> [Records]:
## START
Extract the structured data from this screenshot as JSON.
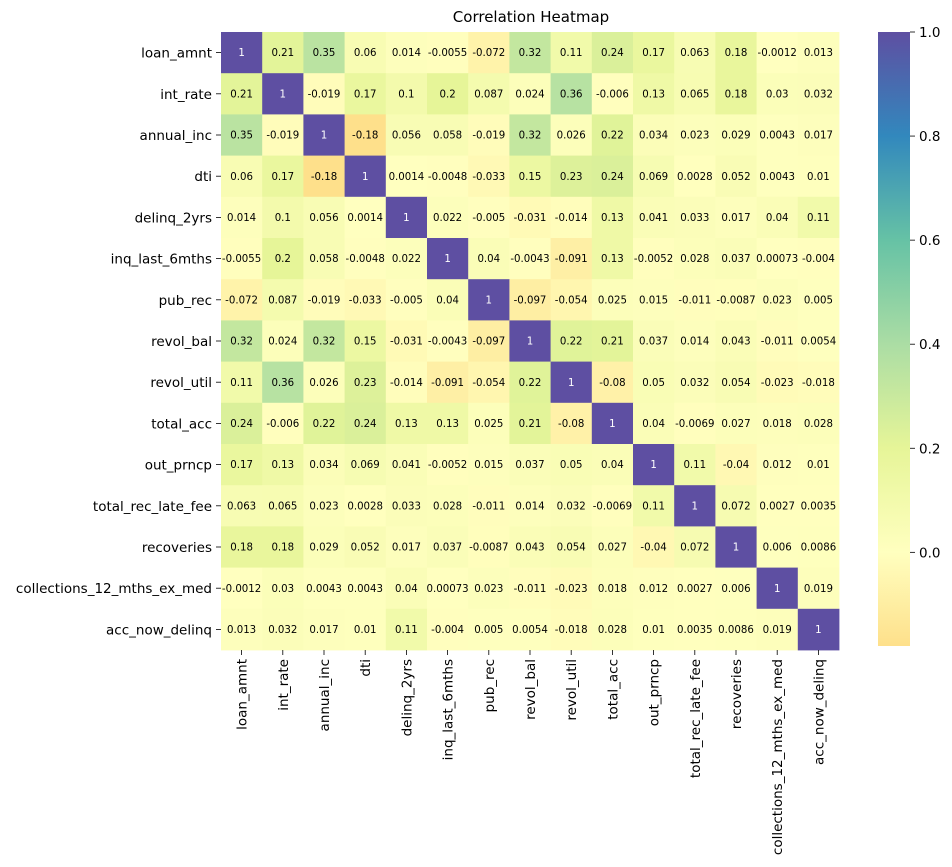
{
  "chart_data": {
    "type": "heatmap",
    "title": "Correlation Heatmap",
    "xlabel": "",
    "ylabel": "",
    "labels": [
      "loan_amnt",
      "int_rate",
      "annual_inc",
      "dti",
      "delinq_2yrs",
      "inq_last_6mths",
      "pub_rec",
      "revol_bal",
      "revol_util",
      "total_acc",
      "out_prncp",
      "total_rec_late_fee",
      "recoveries",
      "collections_12_mths_ex_med",
      "acc_now_delinq"
    ],
    "annotations": [
      [
        "1",
        "0.21",
        "0.35",
        "0.06",
        "0.014",
        "-0.0055",
        "-0.072",
        "0.32",
        "0.11",
        "0.24",
        "0.17",
        "0.063",
        "0.18",
        "-0.0012",
        "0.013"
      ],
      [
        "0.21",
        "1",
        "-0.019",
        "0.17",
        "0.1",
        "0.2",
        "0.087",
        "0.024",
        "0.36",
        "-0.006",
        "0.13",
        "0.065",
        "0.18",
        "0.03",
        "0.032"
      ],
      [
        "0.35",
        "-0.019",
        "1",
        "-0.18",
        "0.056",
        "0.058",
        "-0.019",
        "0.32",
        "0.026",
        "0.22",
        "0.034",
        "0.023",
        "0.029",
        "0.0043",
        "0.017"
      ],
      [
        "0.06",
        "0.17",
        "-0.18",
        "1",
        "0.0014",
        "-0.0048",
        "-0.033",
        "0.15",
        "0.23",
        "0.24",
        "0.069",
        "0.0028",
        "0.052",
        "0.0043",
        "0.01"
      ],
      [
        "0.014",
        "0.1",
        "0.056",
        "0.0014",
        "1",
        "0.022",
        "-0.005",
        "-0.031",
        "-0.014",
        "0.13",
        "0.041",
        "0.033",
        "0.017",
        "0.04",
        "0.11"
      ],
      [
        "-0.0055",
        "0.2",
        "0.058",
        "-0.0048",
        "0.022",
        "1",
        "0.04",
        "-0.0043",
        "-0.091",
        "0.13",
        "-0.0052",
        "0.028",
        "0.037",
        "0.00073",
        "-0.004"
      ],
      [
        "-0.072",
        "0.087",
        "-0.019",
        "-0.033",
        "-0.005",
        "0.04",
        "1",
        "-0.097",
        "-0.054",
        "0.025",
        "0.015",
        "-0.011",
        "-0.0087",
        "0.023",
        "0.005"
      ],
      [
        "0.32",
        "0.024",
        "0.32",
        "0.15",
        "-0.031",
        "-0.0043",
        "-0.097",
        "1",
        "0.22",
        "0.21",
        "0.037",
        "0.014",
        "0.043",
        "-0.011",
        "0.0054"
      ],
      [
        "0.11",
        "0.36",
        "0.026",
        "0.23",
        "-0.014",
        "-0.091",
        "-0.054",
        "0.22",
        "1",
        "-0.08",
        "0.05",
        "0.032",
        "0.054",
        "-0.023",
        "-0.018"
      ],
      [
        "0.24",
        "-0.006",
        "0.22",
        "0.24",
        "0.13",
        "0.13",
        "0.025",
        "0.21",
        "-0.08",
        "1",
        "0.04",
        "-0.0069",
        "0.027",
        "0.018",
        "0.028"
      ],
      [
        "0.17",
        "0.13",
        "0.034",
        "0.069",
        "0.041",
        "-0.0052",
        "0.015",
        "0.037",
        "0.05",
        "0.04",
        "1",
        "0.11",
        "-0.04",
        "0.012",
        "0.01"
      ],
      [
        "0.063",
        "0.065",
        "0.023",
        "0.0028",
        "0.033",
        "0.028",
        "-0.011",
        "0.014",
        "0.032",
        "-0.0069",
        "0.11",
        "1",
        "0.072",
        "0.0027",
        "0.0035"
      ],
      [
        "0.18",
        "0.18",
        "0.029",
        "0.052",
        "0.017",
        "0.037",
        "-0.0087",
        "0.043",
        "0.054",
        "0.027",
        "-0.04",
        "0.072",
        "1",
        "0.006",
        "0.0086"
      ],
      [
        "-0.0012",
        "0.03",
        "0.0043",
        "0.0043",
        "0.04",
        "0.00073",
        "0.023",
        "-0.011",
        "-0.023",
        "0.018",
        "0.012",
        "0.0027",
        "0.006",
        "1",
        "0.019"
      ],
      [
        "0.013",
        "0.032",
        "0.017",
        "0.01",
        "0.11",
        "-0.004",
        "0.005",
        "0.0054",
        "-0.018",
        "0.028",
        "0.01",
        "0.0035",
        "0.0086",
        "0.019",
        "1"
      ]
    ],
    "colorbar": {
      "vmin": -0.18,
      "vmax": 1.0,
      "ticks": [
        0.0,
        0.2,
        0.4,
        0.6,
        0.8,
        1.0
      ],
      "tick_labels": [
        "0.0",
        "0.2",
        "0.4",
        "0.6",
        "0.8",
        "1.0"
      ],
      "colormap": "Spectral-centered",
      "stops": [
        {
          "v": -0.18,
          "color": "#fee08b"
        },
        {
          "v": 0.0,
          "color": "#ffffbf"
        },
        {
          "v": 0.2,
          "color": "#e6f598"
        },
        {
          "v": 0.4,
          "color": "#abdda4"
        },
        {
          "v": 0.6,
          "color": "#66c2a5"
        },
        {
          "v": 0.8,
          "color": "#3288bd"
        },
        {
          "v": 1.0,
          "color": "#5e4fa2"
        }
      ]
    },
    "grid": false,
    "legend": "colorbar-right"
  }
}
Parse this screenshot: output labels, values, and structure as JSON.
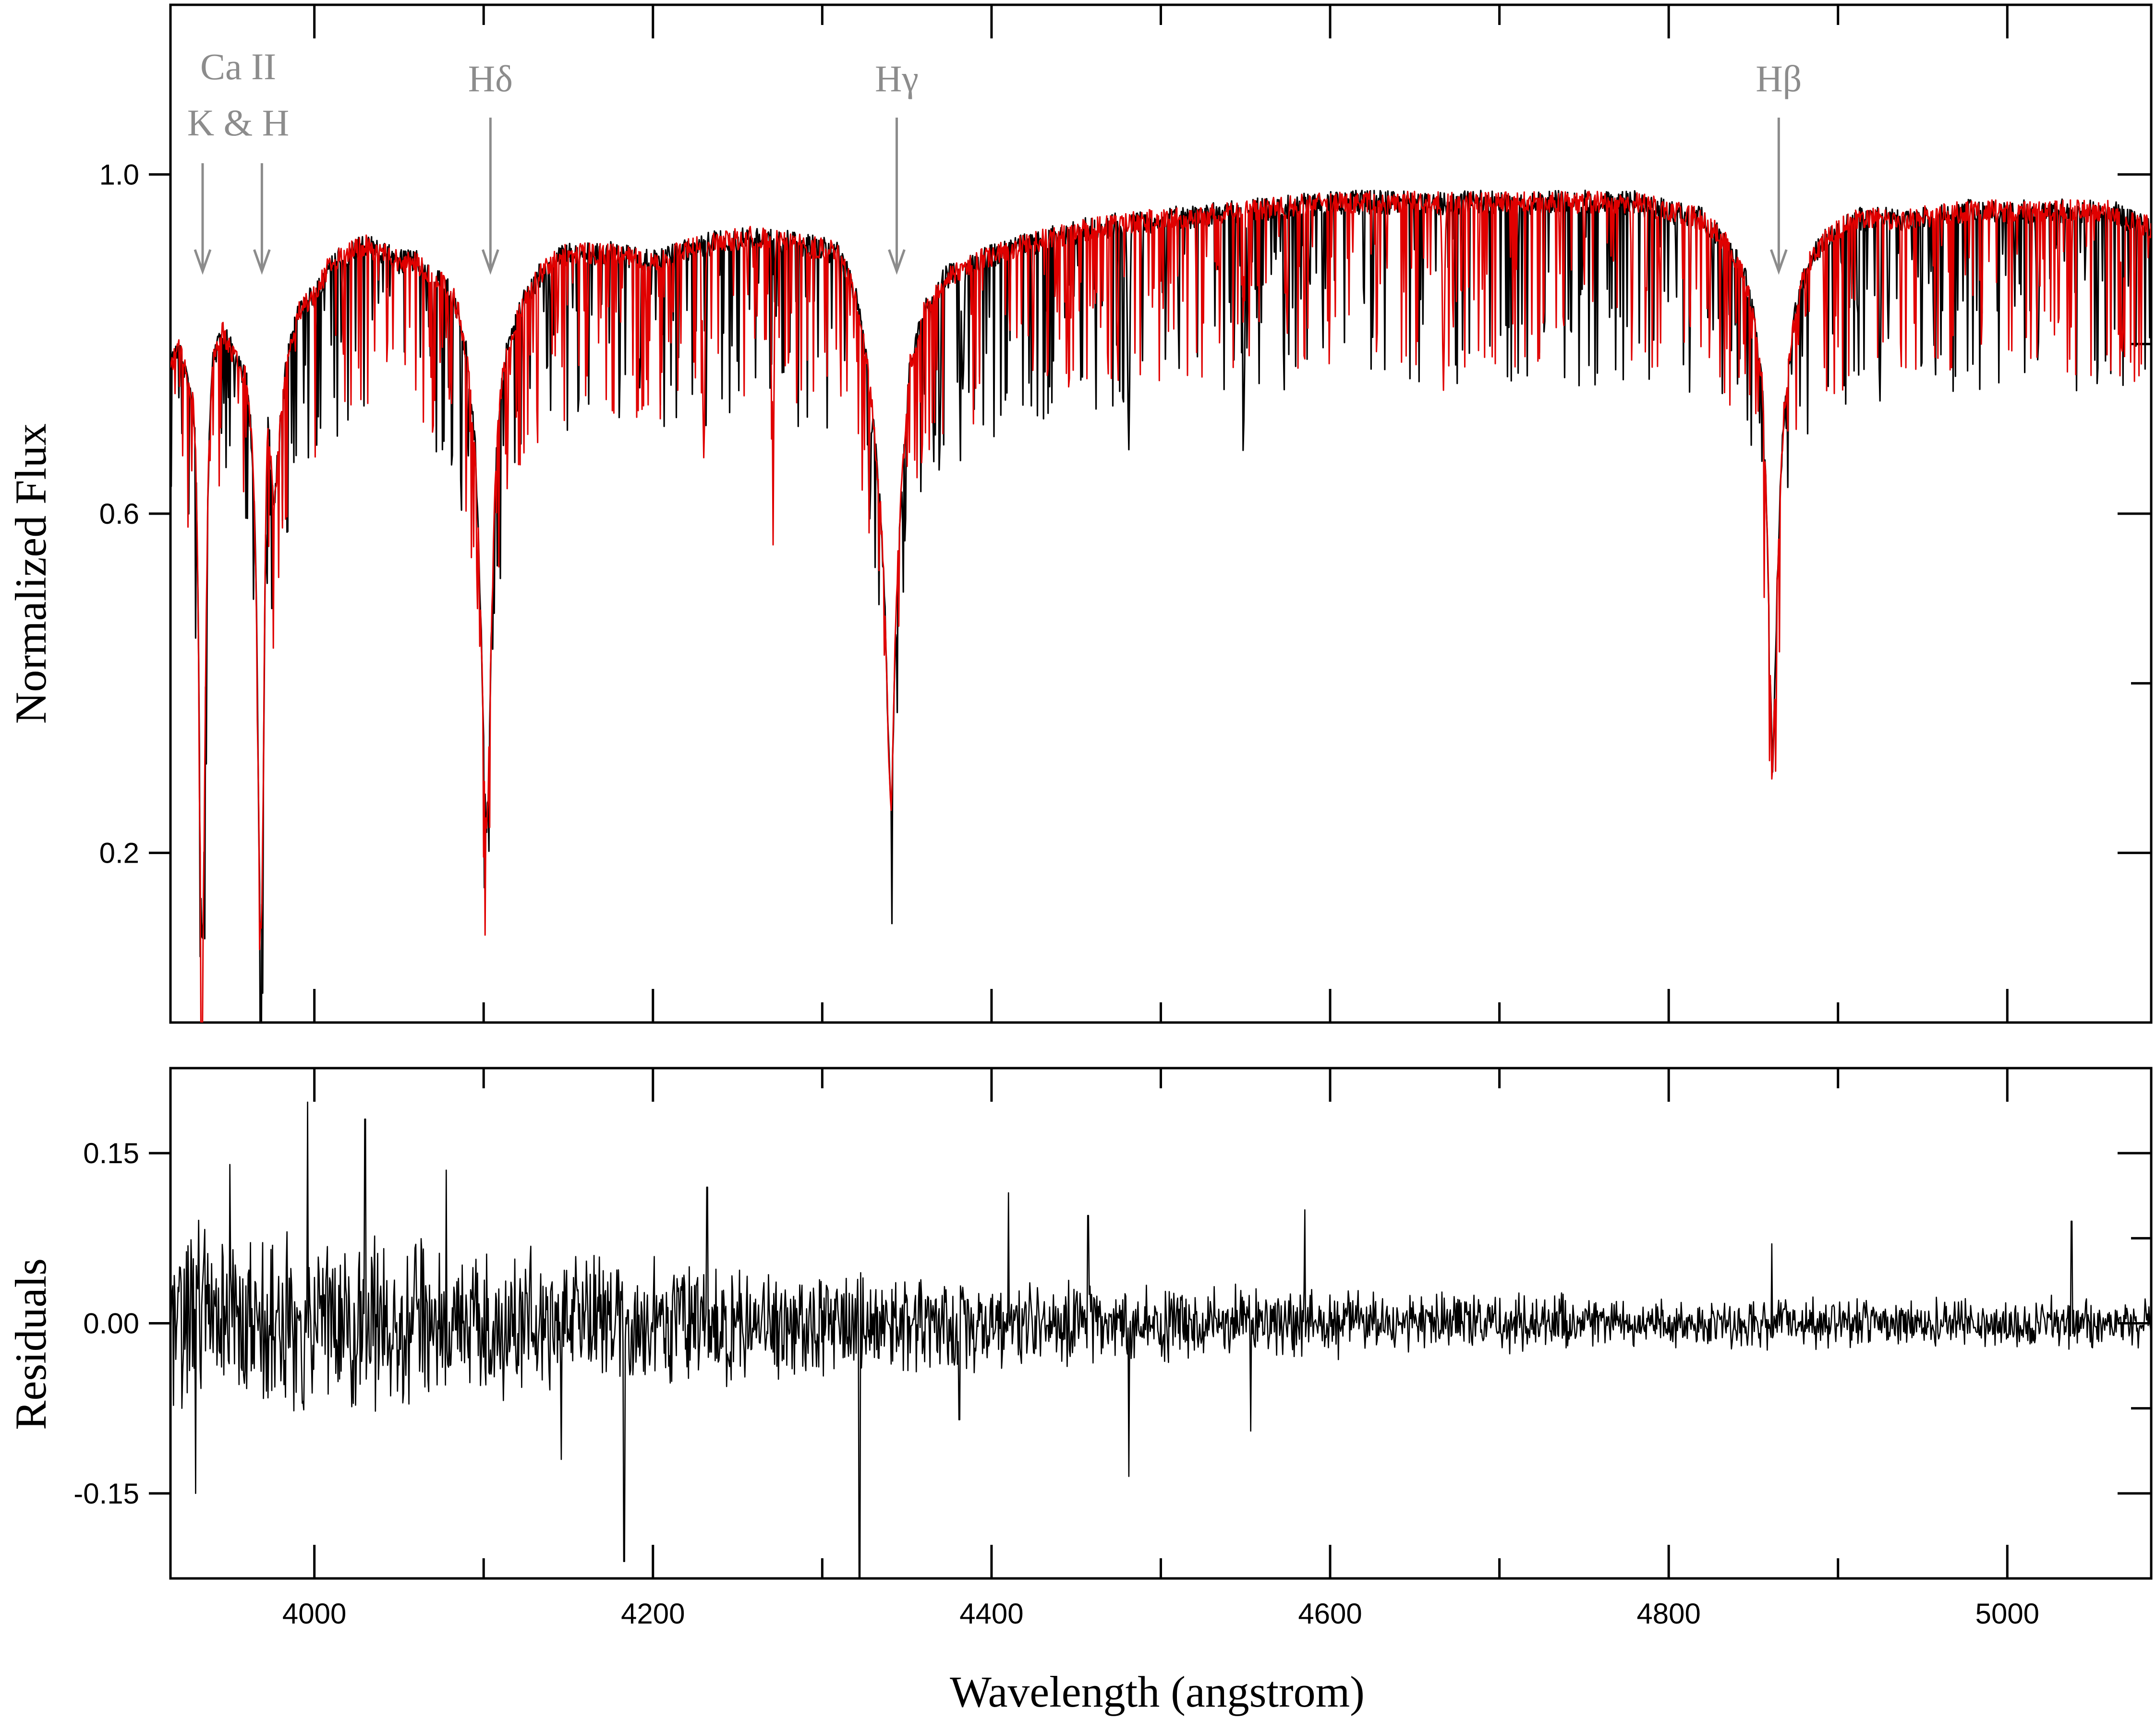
## END
> [Exercise requirements]:
Copy the records above exactly, omitting every picture.

> [Completed task]:
Extract the structured data from this screenshot as JSON.
{
  "chart_data": {
    "type": "heatmap",
    "title": "Correlation Heatmap",
    "xlabel": "",
    "ylabel": "",
    "labels": [
      "loan_amnt",
      "int_rate",
      "annual_inc",
      "dti",
      "delinq_2yrs",
      "inq_last_6mths",
      "pub_rec",
      "revol_bal",
      "revol_util",
      "total_acc",
      "out_prncp",
      "total_rec_late_fee",
      "recoveries",
      "collections_12_mths_ex_med",
      "acc_now_delinq"
    ],
    "annotations": [
      [
        "1",
        "0.21",
        "0.35",
        "0.06",
        "0.014",
        "-0.0055",
        "-0.072",
        "0.32",
        "0.11",
        "0.24",
        "0.17",
        "0.063",
        "0.18",
        "-0.0012",
        "0.013"
      ],
      [
        "0.21",
        "1",
        "-0.019",
        "0.17",
        "0.1",
        "0.2",
        "0.087",
        "0.024",
        "0.36",
        "-0.006",
        "0.13",
        "0.065",
        "0.18",
        "0.03",
        "0.032"
      ],
      [
        "0.35",
        "-0.019",
        "1",
        "-0.18",
        "0.056",
        "0.058",
        "-0.019",
        "0.32",
        "0.026",
        "0.22",
        "0.034",
        "0.023",
        "0.029",
        "0.0043",
        "0.017"
      ],
      [
        "0.06",
        "0.17",
        "-0.18",
        "1",
        "0.0014",
        "-0.0048",
        "-0.033",
        "0.15",
        "0.23",
        "0.24",
        "0.069",
        "0.0028",
        "0.052",
        "0.0043",
        "0.01"
      ],
      [
        "0.014",
        "0.1",
        "0.056",
        "0.0014",
        "1",
        "0.022",
        "-0.005",
        "-0.031",
        "-0.014",
        "0.13",
        "0.041",
        "0.033",
        "0.017",
        "0.04",
        "0.11"
      ],
      [
        "-0.0055",
        "0.2",
        "0.058",
        "-0.0048",
        "0.022",
        "1",
        "0.04",
        "-0.0043",
        "-0.091",
        "0.13",
        "-0.0052",
        "0.028",
        "0.037",
        "0.00073",
        "-0.004"
      ],
      [
        "-0.072",
        "0.087",
        "-0.019",
        "-0.033",
        "-0.005",
        "0.04",
        "1",
        "-0.097",
        "-0.054",
        "0.025",
        "0.015",
        "-0.011",
        "-0.0087",
        "0.023",
        "0.005"
      ],
      [
        "0.32",
        "0.024",
        "0.32",
        "0.15",
        "-0.031",
        "-0.0043",
        "-0.097",
        "1",
        "0.22",
        "0.21",
        "0.037",
        "0.014",
        "0.043",
        "-0.011",
        "0.0054"
      ],
      [
        "0.11",
        "0.36",
        "0.026",
        "0.23",
        "-0.014",
        "-0.091",
        "-0.054",
        "0.22",
        "1",
        "-0.08",
        "0.05",
        "0.032",
        "0.054",
        "-0.023",
        "-0.018"
      ],
      [
        "0.24",
        "-0.006",
        "0.22",
        "0.24",
        "0.13",
        "0.13",
        "0.025",
        "0.21",
        "-0.08",
        "1",
        "0.04",
        "-0.0069",
        "0.027",
        "0.018",
        "0.028"
      ],
      [
        "0.17",
        "0.13",
        "0.034",
        "0.069",
        "0.041",
        "-0.0052",
        "0.015",
        "0.037",
        "0.05",
        "0.04",
        "1",
        "0.11",
        "-0.04",
        "0.012",
        "0.01"
      ],
      [
        "0.063",
        "0.065",
        "0.023",
        "0.0028",
        "0.033",
        "0.028",
        "-0.011",
        "0.014",
        "0.032",
        "-0.0069",
        "0.11",
        "1",
        "0.072",
        "0.0027",
        "0.0035"
      ],
      [
        "0.18",
        "0.18",
        "0.029",
        "0.052",
        "0.017",
        "0.037",
        "-0.0087",
        "0.043",
        "0.054",
        "0.027",
        "-0.04",
        "0.072",
        "1",
        "0.006",
        "0.0086"
      ],
      [
        "-0.0012",
        "0.03",
        "0.0043",
        "0.0043",
        "0.04",
        "0.00073",
        "0.023",
        "-0.011",
        "-0.023",
        "0.018",
        "0.012",
        "0.0027",
        "0.006",
        "1",
        "0.019"
      ],
      [
        "0.013",
        "0.032",
        "0.017",
        "0.01",
        "0.11",
        "-0.004",
        "0.005",
        "0.0054",
        "-0.018",
        "0.028",
        "0.01",
        "0.0035",
        "0.0086",
        "0.019",
        "1"
      ]
    ],
    "colorbar": {
      "vmin": -0.18,
      "vmax": 1.0,
      "ticks": [
        0.0,
        0.2,
        0.4,
        0.6,
        0.8,
        1.0
      ],
      "tick_labels": [
        "0.0",
        "0.2",
        "0.4",
        "0.6",
        "0.8",
        "1.0"
      ],
      "colormap": "Spectral-centered",
      "stops": [
        {
          "v": -0.18,
          "color": "#fee08b"
        },
        {
          "v": 0.0,
          "color": "#ffffbf"
        },
        {
          "v": 0.2,
          "color": "#e6f598"
        },
        {
          "v": 0.4,
          "color": "#abdda4"
        },
        {
          "v": 0.6,
          "color": "#66c2a5"
        },
        {
          "v": 0.8,
          "color": "#3288bd"
        },
        {
          "v": 1.0,
          "color": "#5e4fa2"
        }
      ]
    },
    "grid": false,
    "legend": "colorbar-right"
  }
}
Parse this screenshot: output labels, values, and structure as JSON.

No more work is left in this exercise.